__What you have to do__:
Work out how many lines of the data hold the string "count", and reply with that number alone.

[Stored dataset items]

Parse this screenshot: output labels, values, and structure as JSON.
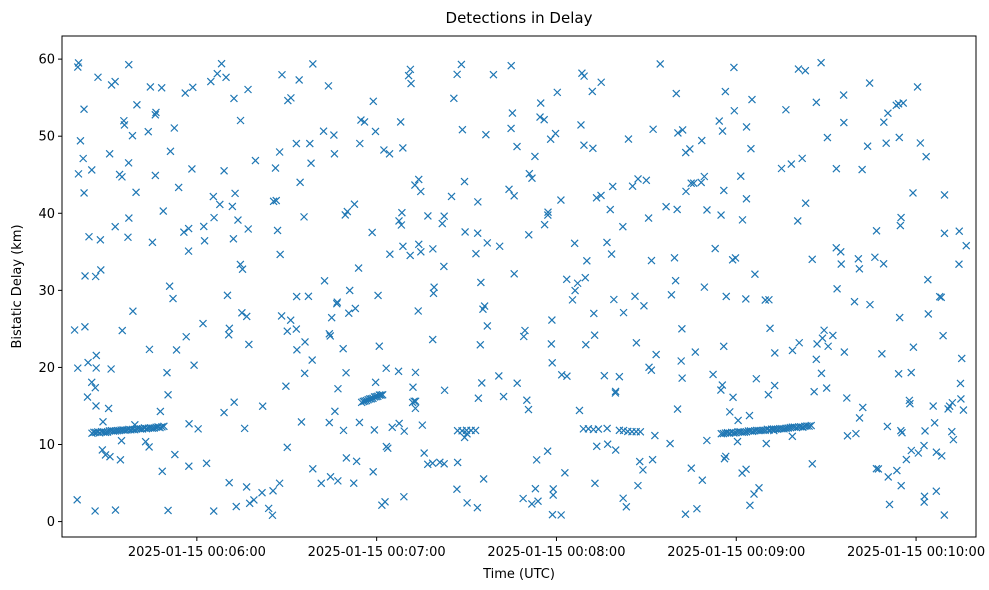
{
  "chart_data": {
    "type": "scatter",
    "title": "Detections in Delay",
    "xlabel": "Time (UTC)",
    "ylabel": "Bistatic Delay (km)",
    "x_unit": "time",
    "xlim": [
      "2025-01-15 00:05:15",
      "2025-01-15 00:10:20"
    ],
    "ylim": [
      -2,
      63
    ],
    "yticks": [
      0,
      10,
      20,
      30,
      40,
      50,
      60
    ],
    "xticks": [
      "2025-01-15 00:06:00",
      "2025-01-15 00:07:00",
      "2025-01-15 00:08:00",
      "2025-01-15 00:09:00",
      "2025-01-15 00:10:00"
    ],
    "marker": "x",
    "color": "#1f77b4",
    "grid": false,
    "tracks": [
      {
        "start": [
          "2025-01-15 00:05:25",
          11.5
        ],
        "end": [
          "2025-01-15 00:05:49",
          12.3
        ],
        "count": 38
      },
      {
        "start": [
          "2025-01-15 00:06:55",
          15.5
        ],
        "end": [
          "2025-01-15 00:07:02",
          16.5
        ],
        "count": 14
      },
      {
        "start": [
          "2025-01-15 00:07:12",
          15.5
        ],
        "end": [
          "2025-01-15 00:07:13",
          15.6
        ],
        "count": 3
      },
      {
        "start": [
          "2025-01-15 00:07:27",
          11.8
        ],
        "end": [
          "2025-01-15 00:07:33",
          11.9
        ],
        "count": 5
      },
      {
        "start": [
          "2025-01-15 00:08:09",
          12.0
        ],
        "end": [
          "2025-01-15 00:08:14",
          12.0
        ],
        "count": 4
      },
      {
        "start": [
          "2025-01-15 00:08:21",
          11.8
        ],
        "end": [
          "2025-01-15 00:08:28",
          11.6
        ],
        "count": 6
      },
      {
        "start": [
          "2025-01-15 00:08:55",
          11.4
        ],
        "end": [
          "2025-01-15 00:09:25",
          12.4
        ],
        "count": 44
      }
    ],
    "clutter": {
      "count": 560,
      "x_range": [
        "2025-01-15 00:05:18",
        "2025-01-15 00:10:17"
      ],
      "y_range": [
        0.8,
        59.6
      ],
      "seed": 7
    }
  }
}
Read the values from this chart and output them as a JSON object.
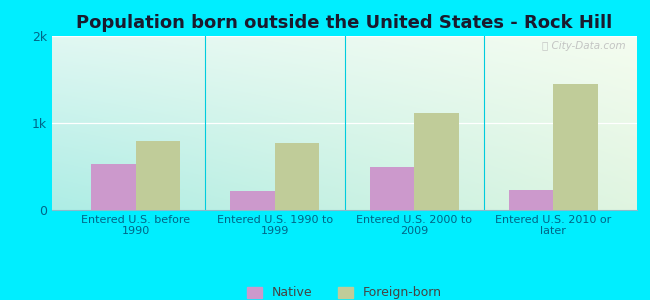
{
  "title": "Population born outside the United States - Rock Hill",
  "categories": [
    "Entered U.S. before\n1990",
    "Entered U.S. 1990 to\n1999",
    "Entered U.S. 2000 to\n2009",
    "Entered U.S. 2010 or\nlater"
  ],
  "native_values": [
    530,
    220,
    490,
    230
  ],
  "foreign_values": [
    790,
    770,
    1110,
    1450
  ],
  "native_color": "#cc99cc",
  "foreign_color": "#c0cc99",
  "background_outer": "#00eeff",
  "ylim": [
    0,
    2000
  ],
  "yticks": [
    0,
    1000,
    2000
  ],
  "ytick_labels": [
    "0",
    "1k",
    "2k"
  ],
  "bar_width": 0.32,
  "title_fontsize": 13,
  "tick_label_color": "#006688",
  "ytick_color": "#006688",
  "legend_labels": [
    "Native",
    "Foreign-born"
  ],
  "watermark": "ⓘ City-Data.com"
}
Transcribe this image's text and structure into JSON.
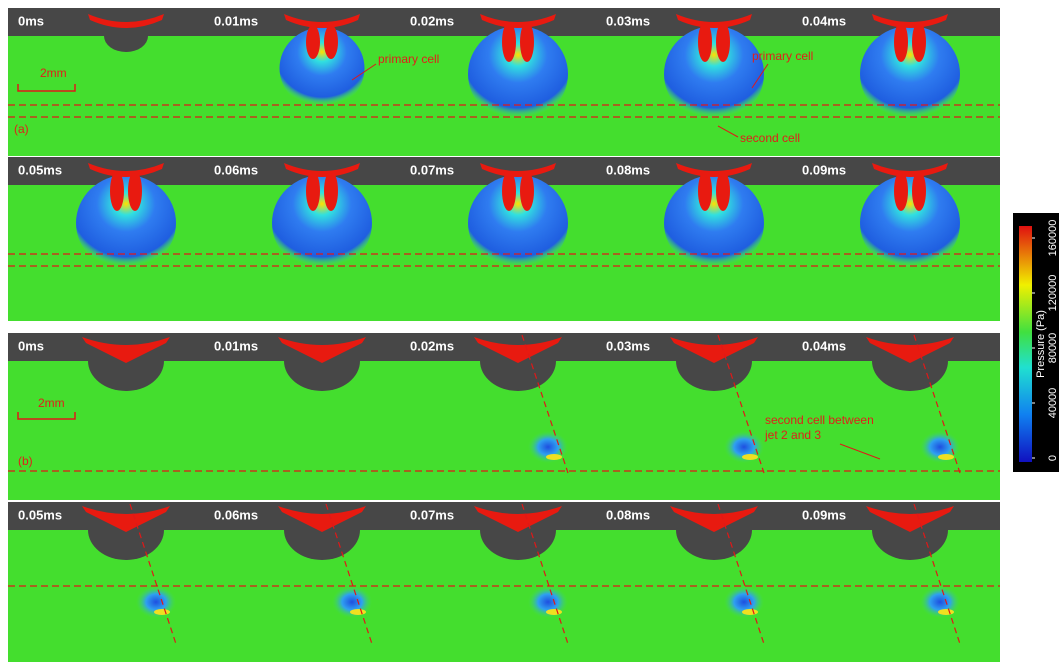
{
  "panels": [
    {
      "label": "(a)",
      "scale_bar": "2mm",
      "rows": [
        [
          "0ms",
          "0.01ms",
          "0.02ms",
          "0.03ms",
          "0.04ms"
        ],
        [
          "0.05ms",
          "0.06ms",
          "0.07ms",
          "0.08ms",
          "0.09ms"
        ]
      ],
      "annotations": [
        "primary cell",
        "primary cell",
        "second cell"
      ]
    },
    {
      "label": "(b)",
      "scale_bar": "2mm",
      "rows": [
        [
          "0ms",
          "0.01ms",
          "0.02ms",
          "0.03ms",
          "0.04ms"
        ],
        [
          "0.05ms",
          "0.06ms",
          "0.07ms",
          "0.08ms",
          "0.09ms"
        ]
      ],
      "annotations": [
        "second cell between",
        "jet 2 and 3"
      ]
    }
  ],
  "colorbar": {
    "title": "Pressure (Pa)",
    "ticks": [
      0,
      40000,
      80000,
      120000,
      160000
    ]
  }
}
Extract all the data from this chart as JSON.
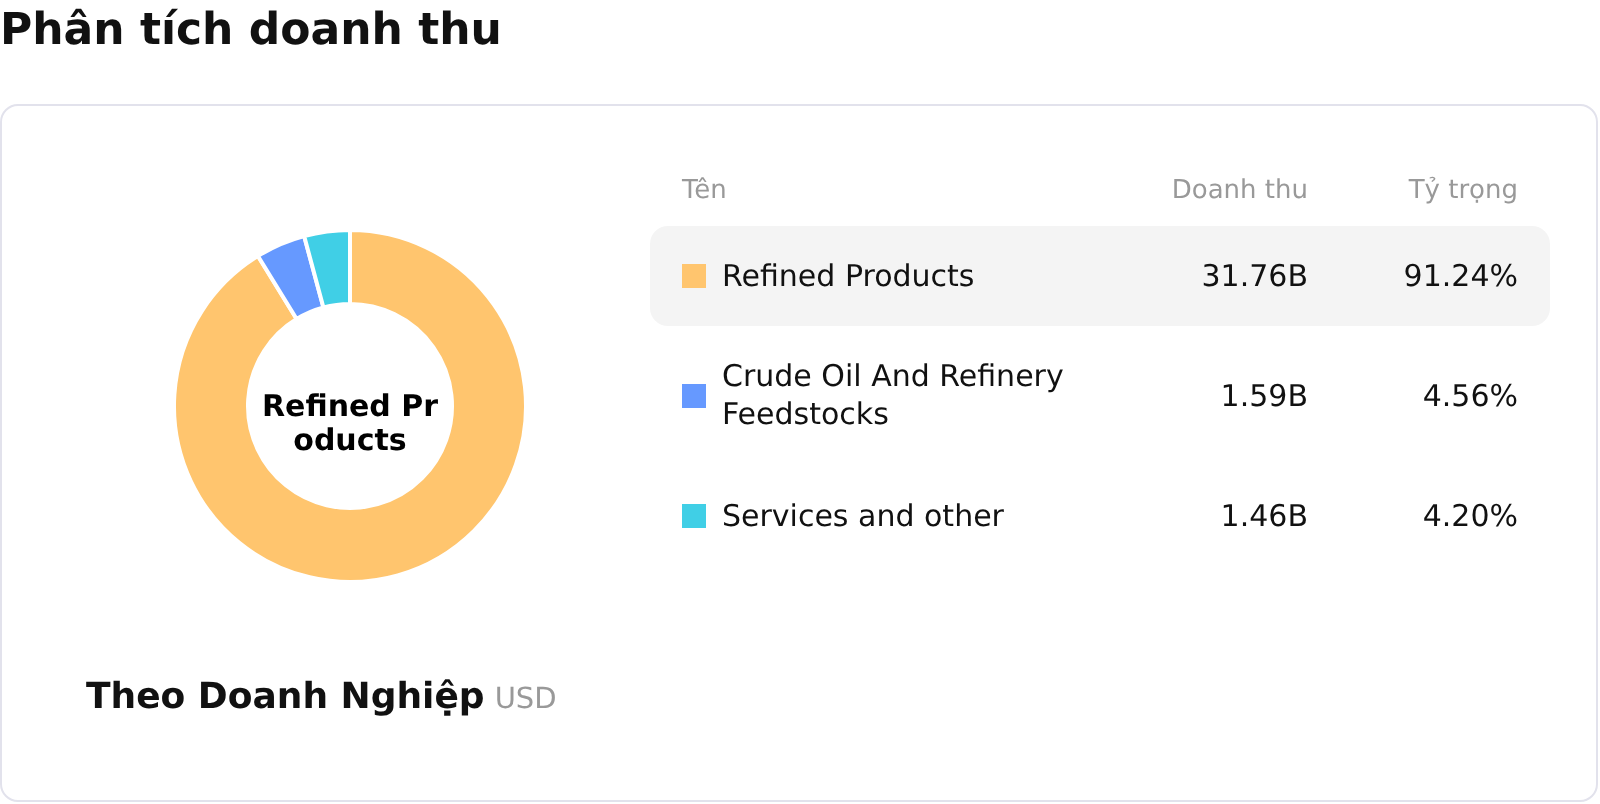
{
  "chart_data": {
    "type": "donut",
    "title": "Phân tích doanh thu",
    "subtitle": "Theo Doanh Nghiệp",
    "legend_title": "Tên",
    "categories": [
      "Refined Products",
      "Crude Oil And Refinery Feedstocks",
      "Services and other"
    ],
    "values": [
      31.76,
      1.59,
      1.46
    ],
    "value_labels": [
      "31.76B",
      "1.59B",
      "1.46B"
    ],
    "colors": [
      "#ffc56e",
      "#6699ff",
      "#40cfe6"
    ],
    "legend": "right",
    "annotations": [
      "Refined Products",
      "Doanh thu",
      "Tỷ trọng",
      "USD",
      "91.24%",
      "4.56%",
      "4.20%"
    ]
  }
}
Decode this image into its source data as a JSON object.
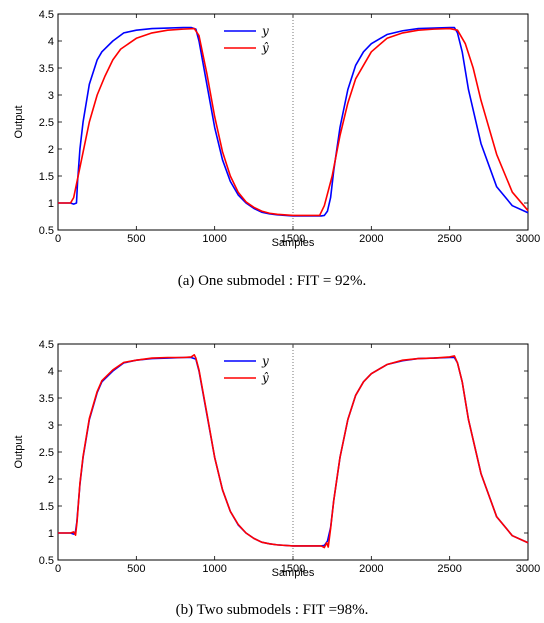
{
  "chart_data": [
    {
      "type": "line",
      "caption": "(a) One submodel : FIT = 92%.",
      "xlabel": "Samples",
      "ylabel": "Output",
      "xlim": [
        0,
        3000
      ],
      "ylim": [
        0.5,
        4.5
      ],
      "xticks": [
        "0",
        "500",
        "1000",
        "1500",
        "2000",
        "2500",
        "3000"
      ],
      "yticks": [
        "0.5",
        "1",
        "1.5",
        "2",
        "2.5",
        "3",
        "3.5",
        "4",
        "4.5"
      ],
      "vline_x": 1500,
      "legend_position": "top-right",
      "series": [
        {
          "name": "y",
          "color": "#0000ff",
          "x": [
            0,
            80,
            100,
            110,
            118,
            125,
            140,
            160,
            200,
            250,
            280,
            350,
            420,
            500,
            600,
            700,
            800,
            850,
            880,
            900,
            950,
            1000,
            1050,
            1100,
            1150,
            1200,
            1250,
            1300,
            1350,
            1400,
            1500,
            1600,
            1680,
            1700,
            1720,
            1740,
            1760,
            1800,
            1850,
            1900,
            1950,
            2000,
            2100,
            2200,
            2300,
            2400,
            2500,
            2530,
            2550,
            2580,
            2620,
            2700,
            2800,
            2900,
            3000
          ],
          "y": [
            1.0,
            1.0,
            0.98,
            0.99,
            1.0,
            1.4,
            2.0,
            2.5,
            3.2,
            3.65,
            3.8,
            4.0,
            4.15,
            4.2,
            4.23,
            4.24,
            4.25,
            4.25,
            4.22,
            4.0,
            3.2,
            2.4,
            1.8,
            1.4,
            1.15,
            1.0,
            0.9,
            0.83,
            0.8,
            0.78,
            0.76,
            0.76,
            0.76,
            0.77,
            0.85,
            1.1,
            1.6,
            2.4,
            3.1,
            3.55,
            3.8,
            3.95,
            4.12,
            4.19,
            4.23,
            4.24,
            4.25,
            4.25,
            4.15,
            3.8,
            3.1,
            2.1,
            1.3,
            0.95,
            0.82
          ]
        },
        {
          "name": "ŷ",
          "color": "#ff0000",
          "x": [
            0,
            80,
            100,
            150,
            200,
            250,
            300,
            350,
            400,
            500,
            600,
            700,
            800,
            870,
            900,
            950,
            1000,
            1050,
            1100,
            1150,
            1200,
            1250,
            1300,
            1350,
            1400,
            1500,
            1600,
            1670,
            1700,
            1750,
            1800,
            1850,
            1900,
            2000,
            2100,
            2200,
            2300,
            2400,
            2500,
            2550,
            2600,
            2650,
            2700,
            2800,
            2900,
            3000
          ],
          "y": [
            1.0,
            1.0,
            1.1,
            1.8,
            2.5,
            3.0,
            3.35,
            3.65,
            3.85,
            4.05,
            4.15,
            4.2,
            4.22,
            4.23,
            4.1,
            3.4,
            2.6,
            1.95,
            1.5,
            1.2,
            1.02,
            0.92,
            0.85,
            0.81,
            0.79,
            0.77,
            0.77,
            0.77,
            0.95,
            1.5,
            2.25,
            2.85,
            3.3,
            3.8,
            4.05,
            4.15,
            4.2,
            4.22,
            4.23,
            4.2,
            3.95,
            3.5,
            2.9,
            1.9,
            1.2,
            0.86
          ]
        }
      ]
    },
    {
      "type": "line",
      "caption": "(b) Two submodels : FIT =98%.",
      "xlabel": "Samples",
      "ylabel": "Output",
      "xlim": [
        0,
        3000
      ],
      "ylim": [
        0.5,
        4.5
      ],
      "xticks": [
        "0",
        "500",
        "1000",
        "1500",
        "2000",
        "2500",
        "3000"
      ],
      "yticks": [
        "0.5",
        "1",
        "1.5",
        "2",
        "2.5",
        "3",
        "3.5",
        "4",
        "4.5"
      ],
      "vline_x": 1500,
      "legend_position": "top-right",
      "series": [
        {
          "name": "y",
          "color": "#0000ff",
          "x": [
            0,
            80,
            100,
            110,
            120,
            140,
            160,
            200,
            250,
            280,
            350,
            420,
            500,
            600,
            700,
            800,
            850,
            880,
            900,
            950,
            1000,
            1050,
            1100,
            1150,
            1200,
            1250,
            1300,
            1350,
            1400,
            1500,
            1600,
            1680,
            1700,
            1720,
            1740,
            1760,
            1800,
            1850,
            1900,
            1950,
            2000,
            2100,
            2200,
            2300,
            2400,
            2500,
            2530,
            2550,
            2580,
            2620,
            2700,
            2800,
            2900,
            3000
          ],
          "y": [
            1.0,
            1.0,
            0.98,
            0.99,
            1.2,
            1.9,
            2.4,
            3.1,
            3.6,
            3.8,
            4.0,
            4.15,
            4.2,
            4.23,
            4.24,
            4.25,
            4.25,
            4.22,
            4.0,
            3.2,
            2.4,
            1.8,
            1.4,
            1.15,
            1.0,
            0.9,
            0.83,
            0.8,
            0.78,
            0.76,
            0.76,
            0.76,
            0.77,
            0.85,
            1.1,
            1.6,
            2.4,
            3.1,
            3.55,
            3.8,
            3.95,
            4.12,
            4.19,
            4.23,
            4.24,
            4.25,
            4.25,
            4.15,
            3.8,
            3.1,
            2.1,
            1.3,
            0.95,
            0.82
          ]
        },
        {
          "name": "ŷ",
          "color": "#ff0000",
          "x": [
            0,
            80,
            100,
            112,
            122,
            140,
            160,
            200,
            250,
            280,
            350,
            420,
            500,
            600,
            700,
            800,
            850,
            870,
            880,
            900,
            950,
            1000,
            1050,
            1100,
            1150,
            1200,
            1250,
            1300,
            1350,
            1400,
            1500,
            1600,
            1680,
            1700,
            1715,
            1725,
            1740,
            1760,
            1800,
            1850,
            1900,
            1950,
            2000,
            2100,
            2200,
            2300,
            2400,
            2500,
            2530,
            2550,
            2580,
            2620,
            2700,
            2800,
            2900,
            3000
          ],
          "y": [
            1.0,
            1.0,
            1.02,
            0.96,
            1.22,
            1.92,
            2.42,
            3.12,
            3.62,
            3.82,
            4.02,
            4.16,
            4.2,
            4.24,
            4.25,
            4.25,
            4.26,
            4.3,
            4.24,
            4.02,
            3.22,
            2.4,
            1.8,
            1.4,
            1.16,
            1.0,
            0.9,
            0.83,
            0.8,
            0.78,
            0.76,
            0.76,
            0.76,
            0.73,
            0.82,
            0.74,
            1.08,
            1.6,
            2.4,
            3.1,
            3.55,
            3.8,
            3.95,
            4.12,
            4.2,
            4.23,
            4.24,
            4.26,
            4.28,
            4.15,
            3.8,
            3.1,
            2.1,
            1.3,
            0.95,
            0.82
          ]
        }
      ]
    }
  ]
}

__Full response__:
8